__Excerpted records__.
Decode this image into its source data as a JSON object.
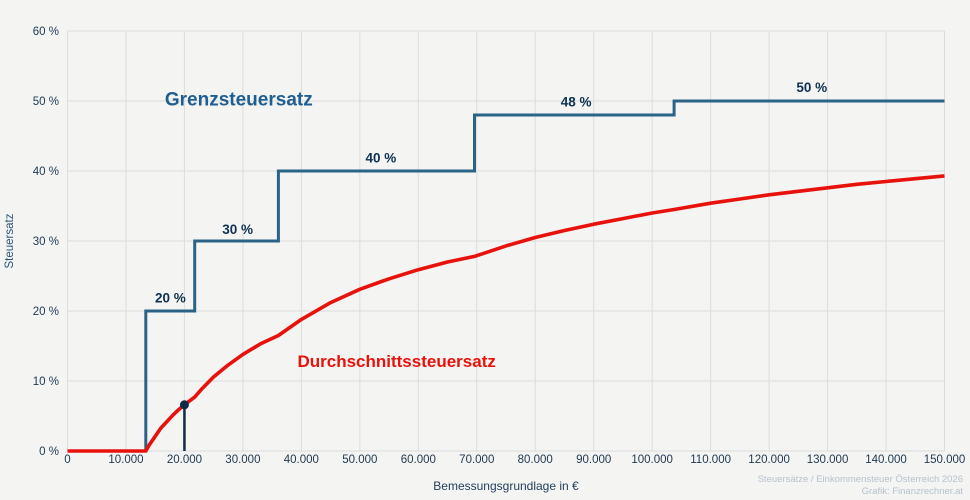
{
  "footer": {
    "credit_line1": "Steuersätze / Einkommensteuer Österreich 2026",
    "credit_line2": "Grafik: Finanzrechner.at"
  },
  "colors": {
    "background": "#f4f4f3",
    "grid": "#dcdcdc",
    "marginal_line": "#2b6386",
    "average_line": "#e8120c",
    "step_label": "#0d3150",
    "tick_text": "#1e3850",
    "marker": "#0d2c48",
    "credit_text": "#b5c2cc"
  },
  "chart_data": {
    "type": "line",
    "title": "",
    "xlabel": "Bemessungsgrundlage in €",
    "ylabel": "Steuersatz",
    "xlim": [
      0,
      150000
    ],
    "ylim": [
      0,
      60
    ],
    "grid": true,
    "legend_position": "inline-labels",
    "x_ticks": [
      0,
      10000,
      20000,
      30000,
      40000,
      50000,
      60000,
      70000,
      80000,
      90000,
      100000,
      110000,
      120000,
      130000,
      140000,
      150000
    ],
    "x_tick_labels": [
      "0",
      "10.000",
      "20.000",
      "30.000",
      "40.000",
      "50.000",
      "60.000",
      "70.000",
      "80.000",
      "90.000",
      "100.000",
      "110.000",
      "120.000",
      "130.000",
      "140.000",
      "150.000"
    ],
    "y_ticks": [
      0,
      10,
      20,
      30,
      40,
      50,
      60
    ],
    "y_tick_labels": [
      "0 %",
      "10 %",
      "20 %",
      "30 %",
      "40 %",
      "50 %",
      "60 %"
    ],
    "tax_brackets": [
      {
        "from": 0,
        "to": 13396,
        "rate": 0
      },
      {
        "from": 13396,
        "to": 21759,
        "rate": 20
      },
      {
        "from": 21759,
        "to": 36072,
        "rate": 30
      },
      {
        "from": 36072,
        "to": 69618,
        "rate": 40
      },
      {
        "from": 69618,
        "to": 103752,
        "rate": 48
      },
      {
        "from": 103752,
        "to": 150000,
        "rate": 50
      }
    ],
    "series": [
      {
        "name": "Grenzsteuersatz",
        "kind": "step",
        "color": "#2b6386",
        "width": 3,
        "points": [
          [
            0,
            0
          ],
          [
            13396,
            0
          ],
          [
            13396,
            20
          ],
          [
            21759,
            20
          ],
          [
            21759,
            30
          ],
          [
            36072,
            30
          ],
          [
            36072,
            40
          ],
          [
            69618,
            40
          ],
          [
            69618,
            48
          ],
          [
            103752,
            48
          ],
          [
            103752,
            50
          ],
          [
            150000,
            50
          ]
        ]
      },
      {
        "name": "Durchschnittssteuersatz",
        "kind": "line",
        "color": "#e8120c",
        "width": 3.6,
        "points": [
          [
            0,
            0
          ],
          [
            5000,
            0
          ],
          [
            10000,
            0
          ],
          [
            13396,
            0
          ],
          [
            14000,
            0.9
          ],
          [
            15000,
            2.1
          ],
          [
            16000,
            3.3
          ],
          [
            17000,
            4.2
          ],
          [
            18000,
            5.1
          ],
          [
            19000,
            5.9
          ],
          [
            20000,
            6.6
          ],
          [
            21759,
            7.7
          ],
          [
            23000,
            8.9
          ],
          [
            25000,
            10.6
          ],
          [
            27500,
            12.3
          ],
          [
            30000,
            13.8
          ],
          [
            33000,
            15.3
          ],
          [
            36072,
            16.5
          ],
          [
            40000,
            18.8
          ],
          [
            45000,
            21.2
          ],
          [
            50000,
            23.1
          ],
          [
            55000,
            24.6
          ],
          [
            60000,
            25.9
          ],
          [
            65000,
            27.0
          ],
          [
            69618,
            27.8
          ],
          [
            75000,
            29.3
          ],
          [
            80000,
            30.5
          ],
          [
            85000,
            31.5
          ],
          [
            90000,
            32.4
          ],
          [
            95000,
            33.2
          ],
          [
            100000,
            34.0
          ],
          [
            103752,
            34.5
          ],
          [
            110000,
            35.4
          ],
          [
            115000,
            36.0
          ],
          [
            120000,
            36.6
          ],
          [
            125000,
            37.1
          ],
          [
            130000,
            37.6
          ],
          [
            135000,
            38.1
          ],
          [
            140000,
            38.5
          ],
          [
            145000,
            38.9
          ],
          [
            150000,
            39.3
          ]
        ]
      }
    ],
    "step_labels": [
      {
        "text": "20 %",
        "x": 17600,
        "y": 21.9
      },
      {
        "text": "30 %",
        "x": 29100,
        "y": 31.7
      },
      {
        "text": "40 %",
        "x": 53600,
        "y": 41.9
      },
      {
        "text": "48 %",
        "x": 87000,
        "y": 49.9
      },
      {
        "text": "50 %",
        "x": 127300,
        "y": 52.0
      }
    ],
    "annotations": [
      {
        "text": "Grenzsteuersatz",
        "x": 29300,
        "y": 50.3,
        "color": "#1f5e92",
        "size": 19
      },
      {
        "text": "Durchschnittssteuersatz",
        "x": 56300,
        "y": 12.9,
        "color": "#e8120c",
        "size": 17
      }
    ],
    "marker": {
      "x": 20000,
      "y": 6.6,
      "dropline": true,
      "radius": 4.5
    }
  }
}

__Given instruction__.
From the entries above, list each line with "rate" in it.

__Exercise answer__.
        "rate": 0
        "rate": 20
        "rate": 30
        "rate": 40
        "rate": 48
        "rate": 50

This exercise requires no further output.